§ **PROBLEM DETAILS**
For this exercise, repeat all of the material verbatim apart from its images.

§ **Dataset records**
-----
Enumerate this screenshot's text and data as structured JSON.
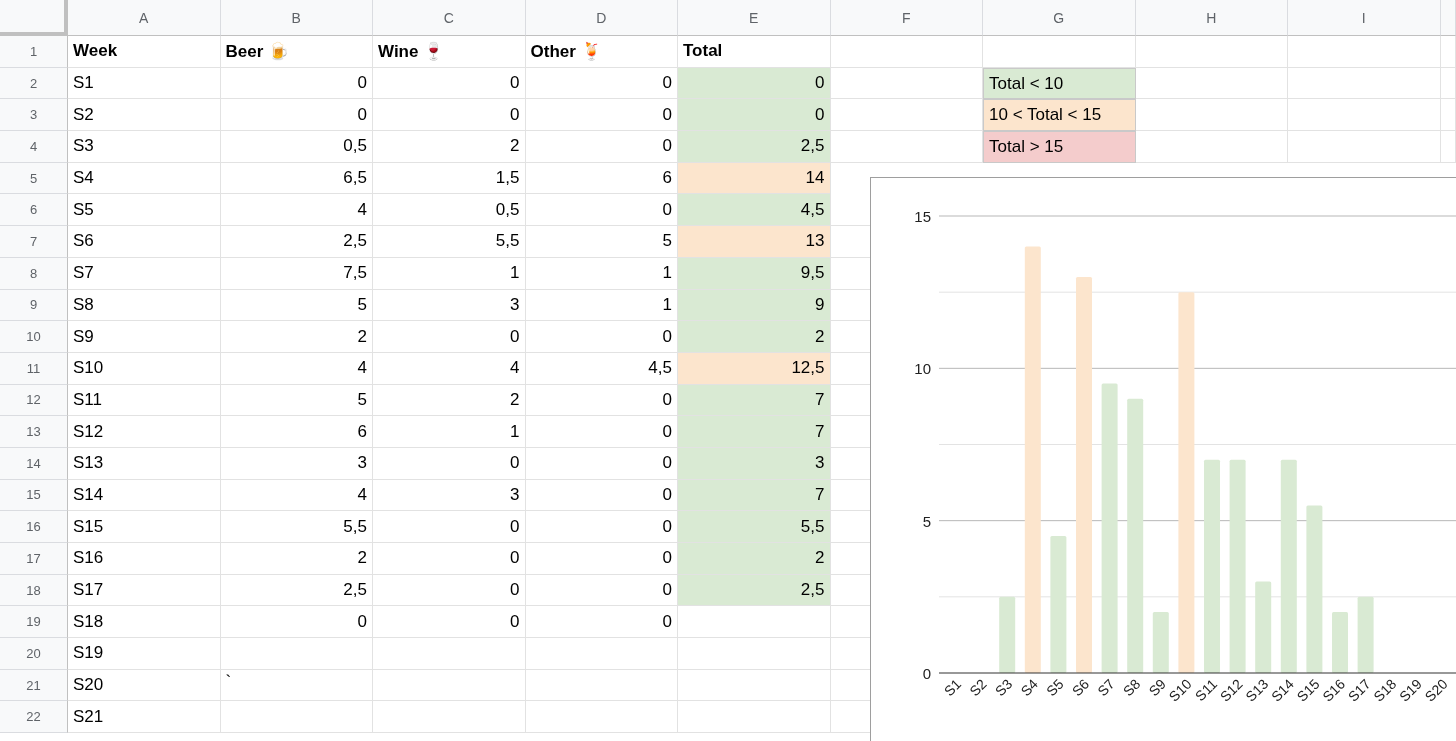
{
  "columns": [
    "A",
    "B",
    "C",
    "D",
    "E",
    "F",
    "G",
    "H",
    "I"
  ],
  "header_row": {
    "number": "1",
    "cells": [
      "Week",
      "Beer 🍺",
      "Wine 🍷",
      "Other 🍹",
      "Total"
    ]
  },
  "rows": [
    {
      "number": "2",
      "week": "S1",
      "numbers": [
        "0",
        "0",
        "0",
        "0"
      ],
      "color": "#d9ead3"
    },
    {
      "number": "3",
      "week": "S2",
      "numbers": [
        "0",
        "0",
        "0",
        "0"
      ],
      "color": "#d9ead3"
    },
    {
      "number": "4",
      "week": "S3",
      "numbers": [
        "0,5",
        "2",
        "0",
        "2,5"
      ],
      "color": "#d9ead3"
    },
    {
      "number": "5",
      "week": "S4",
      "numbers": [
        "6,5",
        "1,5",
        "6",
        "14"
      ],
      "color": "#fce5cd"
    },
    {
      "number": "6",
      "week": "S5",
      "numbers": [
        "4",
        "0,5",
        "0",
        "4,5"
      ],
      "color": "#d9ead3"
    },
    {
      "number": "7",
      "week": "S6",
      "numbers": [
        "2,5",
        "5,5",
        "5",
        "13"
      ],
      "color": "#fce5cd"
    },
    {
      "number": "8",
      "week": "S7",
      "numbers": [
        "7,5",
        "1",
        "1",
        "9,5"
      ],
      "color": "#d9ead3"
    },
    {
      "number": "9",
      "week": "S8",
      "numbers": [
        "5",
        "3",
        "1",
        "9"
      ],
      "color": "#d9ead3"
    },
    {
      "number": "10",
      "week": "S9",
      "numbers": [
        "2",
        "0",
        "0",
        "2"
      ],
      "color": "#d9ead3"
    },
    {
      "number": "11",
      "week": "S10",
      "numbers": [
        "4",
        "4",
        "4,5",
        "12,5"
      ],
      "color": "#fce5cd"
    },
    {
      "number": "12",
      "week": "S11",
      "numbers": [
        "5",
        "2",
        "0",
        "7"
      ],
      "color": "#d9ead3"
    },
    {
      "number": "13",
      "week": "S12",
      "numbers": [
        "6",
        "1",
        "0",
        "7"
      ],
      "color": "#d9ead3"
    },
    {
      "number": "14",
      "week": "S13",
      "numbers": [
        "3",
        "0",
        "0",
        "3"
      ],
      "color": "#d9ead3"
    },
    {
      "number": "15",
      "week": "S14",
      "numbers": [
        "4",
        "3",
        "0",
        "7"
      ],
      "color": "#d9ead3"
    },
    {
      "number": "16",
      "week": "S15",
      "numbers": [
        "5,5",
        "0",
        "0",
        "5,5"
      ],
      "color": "#d9ead3"
    },
    {
      "number": "17",
      "week": "S16",
      "numbers": [
        "2",
        "0",
        "0",
        "2"
      ],
      "color": "#d9ead3"
    },
    {
      "number": "18",
      "week": "S17",
      "numbers": [
        "2,5",
        "0",
        "0",
        "2,5"
      ],
      "color": "#d9ead3"
    },
    {
      "number": "19",
      "week": "S18",
      "numbers": [
        "0",
        "0",
        "0"
      ]
    },
    {
      "number": "20",
      "week": "S19"
    },
    {
      "number": "21",
      "week": "S20",
      "note": "`"
    },
    {
      "number": "22",
      "week": "S21"
    }
  ],
  "legend": [
    {
      "label": "Total < 10",
      "color": "#d9ead3"
    },
    {
      "label": "10 < Total < 15",
      "color": "#fce5cd"
    },
    {
      "label": "Total > 15",
      "color": "#f4cccc"
    }
  ],
  "chart": {
    "chart_data": {
      "type": "bar",
      "categories": [
        "S1",
        "S2",
        "S3",
        "S4",
        "S5",
        "S6",
        "S7",
        "S8",
        "S9",
        "S10",
        "S11",
        "S12",
        "S13",
        "S14",
        "S15",
        "S16",
        "S17",
        "S18",
        "S19",
        "S20"
      ],
      "series": [
        {
          "values": [
            0,
            0,
            2.5,
            14,
            4.5,
            13,
            9.5,
            9,
            2,
            12.5,
            7,
            7,
            3,
            7,
            5.5,
            2,
            2.5,
            null,
            null,
            null
          ]
        }
      ],
      "ylim": [
        0,
        15
      ],
      "yticks": [
        0,
        5,
        10,
        15
      ]
    }
  }
}
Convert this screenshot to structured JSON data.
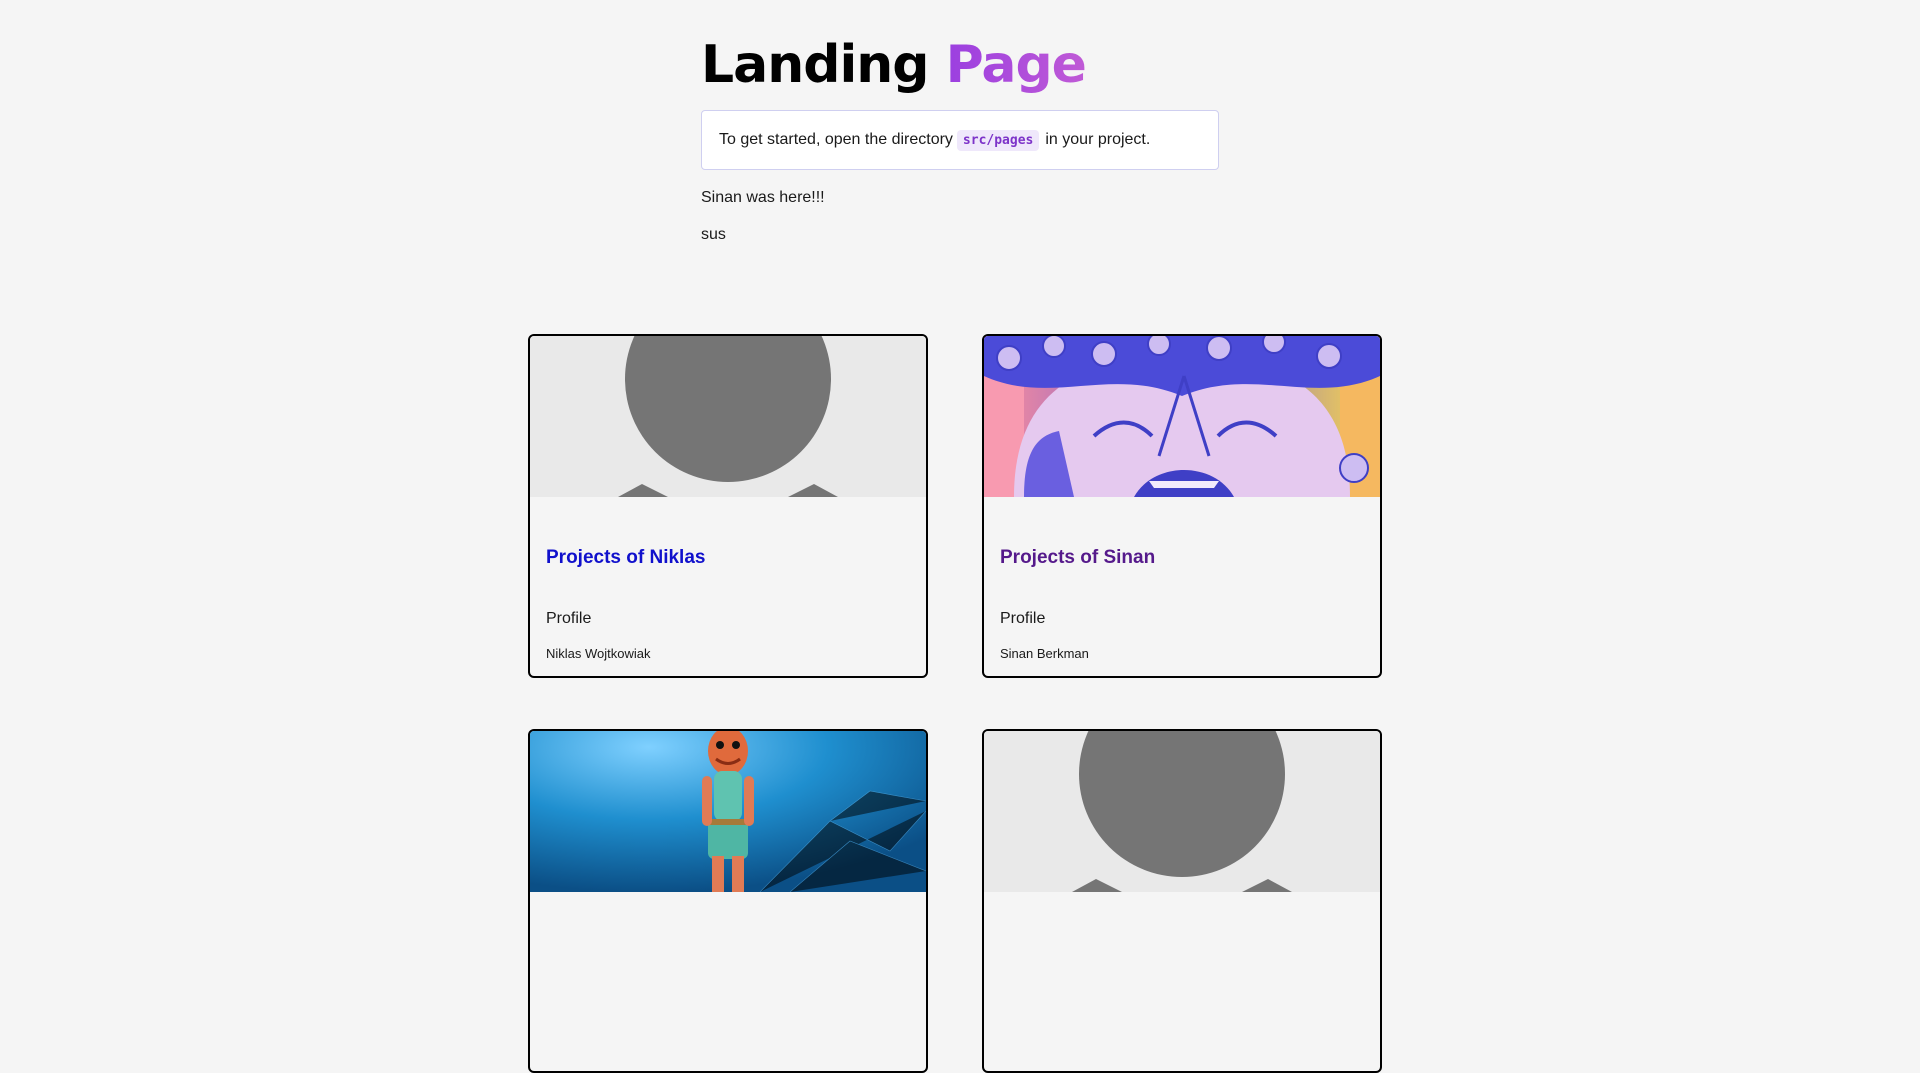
{
  "header": {
    "title_main": "Landing",
    "title_accent": "Page"
  },
  "instructions": {
    "before": "To get started, open the directory",
    "code": "src/pages",
    "after": "in your project."
  },
  "paragraphs": [
    "Sinan was here!!!",
    "sus"
  ],
  "cards": [
    {
      "title": "Projects of Niklas",
      "subtitle": "Profile",
      "name": "Niklas Wojtkowiak",
      "image": "placeholder-avatar",
      "link_color": "#1010cc"
    },
    {
      "title": "Projects of Sinan",
      "subtitle": "Profile",
      "name": "Sinan Berkman",
      "image": "anime-avatar",
      "link_color": "#55198b"
    },
    {
      "image": "fishstick-avatar"
    },
    {
      "image": "placeholder-avatar"
    }
  ],
  "colors": {
    "background": "#f5f5f5",
    "accent": "#9b3fe0",
    "code_text": "#7d34c9"
  }
}
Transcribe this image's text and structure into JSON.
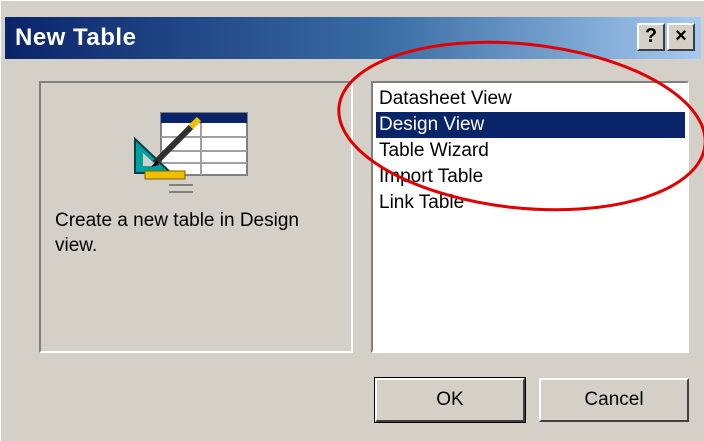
-----
§ **SOLUTION TO THE PROBLEM**
Enumerate this screenshot's text and data as structured JSON.
{
  "columns": [
    "A",
    "B",
    "C",
    "D",
    "E",
    "F",
    "G",
    "H",
    "I"
  ],
  "header_row": {
    "number": "1",
    "cells": [
      "Week",
      "Beer 🍺",
      "Wine 🍷",
      "Other 🍹",
      "Total"
    ]
  },
  "rows": [
    {
      "number": "2",
      "week": "S1",
      "numbers": [
        "0",
        "0",
        "0",
        "0"
      ],
      "color": "#d9ead3"
    },
    {
      "number": "3",
      "week": "S2",
      "numbers": [
        "0",
        "0",
        "0",
        "0"
      ],
      "color": "#d9ead3"
    },
    {
      "number": "4",
      "week": "S3",
      "numbers": [
        "0,5",
        "2",
        "0",
        "2,5"
      ],
      "color": "#d9ead3"
    },
    {
      "number": "5",
      "week": "S4",
      "numbers": [
        "6,5",
        "1,5",
        "6",
        "14"
      ],
      "color": "#fce5cd"
    },
    {
      "number": "6",
      "week": "S5",
      "numbers": [
        "4",
        "0,5",
        "0",
        "4,5"
      ],
      "color": "#d9ead3"
    },
    {
      "number": "7",
      "week": "S6",
      "numbers": [
        "2,5",
        "5,5",
        "5",
        "13"
      ],
      "color": "#fce5cd"
    },
    {
      "number": "8",
      "week": "S7",
      "numbers": [
        "7,5",
        "1",
        "1",
        "9,5"
      ],
      "color": "#d9ead3"
    },
    {
      "number": "9",
      "week": "S8",
      "numbers": [
        "5",
        "3",
        "1",
        "9"
      ],
      "color": "#d9ead3"
    },
    {
      "number": "10",
      "week": "S9",
      "numbers": [
        "2",
        "0",
        "0",
        "2"
      ],
      "color": "#d9ead3"
    },
    {
      "number": "11",
      "week": "S10",
      "numbers": [
        "4",
        "4",
        "4,5",
        "12,5"
      ],
      "color": "#fce5cd"
    },
    {
      "number": "12",
      "week": "S11",
      "numbers": [
        "5",
        "2",
        "0",
        "7"
      ],
      "color": "#d9ead3"
    },
    {
      "number": "13",
      "week": "S12",
      "numbers": [
        "6",
        "1",
        "0",
        "7"
      ],
      "color": "#d9ead3"
    },
    {
      "number": "14",
      "week": "S13",
      "numbers": [
        "3",
        "0",
        "0",
        "3"
      ],
      "color": "#d9ead3"
    },
    {
      "number": "15",
      "week": "S14",
      "numbers": [
        "4",
        "3",
        "0",
        "7"
      ],
      "color": "#d9ead3"
    },
    {
      "number": "16",
      "week": "S15",
      "numbers": [
        "5,5",
        "0",
        "0",
        "5,5"
      ],
      "color": "#d9ead3"
    },
    {
      "number": "17",
      "week": "S16",
      "numbers": [
        "2",
        "0",
        "0",
        "2"
      ],
      "color": "#d9ead3"
    },
    {
      "number": "18",
      "week": "S17",
      "numbers": [
        "2,5",
        "0",
        "0",
        "2,5"
      ],
      "color": "#d9ead3"
    },
    {
      "number": "19",
      "week": "S18",
      "numbers": [
        "0",
        "0",
        "0"
      ]
    },
    {
      "number": "20",
      "week": "S19"
    },
    {
      "number": "21",
      "week": "S20",
      "note": "`"
    },
    {
      "number": "22",
      "week": "S21"
    }
  ],
  "legend": [
    {
      "label": "Total < 10",
      "color": "#d9ead3"
    },
    {
      "label": "10 < Total < 15",
      "color": "#fce5cd"
    },
    {
      "label": "Total > 15",
      "color": "#f4cccc"
    }
  ],
  "chart": {
    "chart_data": {
      "type": "bar",
      "categories": [
        "S1",
        "S2",
        "S3",
        "S4",
        "S5",
        "S6",
        "S7",
        "S8",
        "S9",
        "S10",
        "S11",
        "S12",
        "S13",
        "S14",
        "S15",
        "S16",
        "S17",
        "S18",
        "S19",
        "S20"
      ],
      "series": [
        {
          "values": [
            0,
            0,
            2.5,
            14,
            4.5,
            13,
            9.5,
            9,
            2,
            12.5,
            7,
            7,
            3,
            7,
            5.5,
            2,
            2.5,
            null,
            null,
            null
          ]
        }
      ],
      "ylim": [
        0,
        15
      ],
      "yticks": [
        0,
        5,
        10,
        15
      ]
    }
  }
}
Convert this screenshot to structured JSON data.
{
  "header": {
    "title_main": "Landing",
    "title_accent": "Page"
  },
  "instructions": {
    "before": "To get started, open the directory",
    "code": "src/pages",
    "after": "in your project."
  },
  "paragraphs": [
    "Sinan was here!!!",
    "sus"
  ],
  "cards": [
    {
      "title": "Projects of Niklas",
      "subtitle": "Profile",
      "name": "Niklas Wojtkowiak",
      "image": "placeholder-avatar",
      "link_color": "#1010cc"
    },
    {
      "title": "Projects of Sinan",
      "subtitle": "Profile",
      "name": "Sinan Berkman",
      "image": "anime-avatar",
      "link_color": "#55198b"
    },
    {
      "image": "fishstick-avatar"
    },
    {
      "image": "placeholder-avatar"
    }
  ],
  "colors": {
    "background": "#f5f5f5",
    "accent": "#9b3fe0",
    "code_text": "#7d34c9"
  }
}
Transcribe this image's text and structure into JSON.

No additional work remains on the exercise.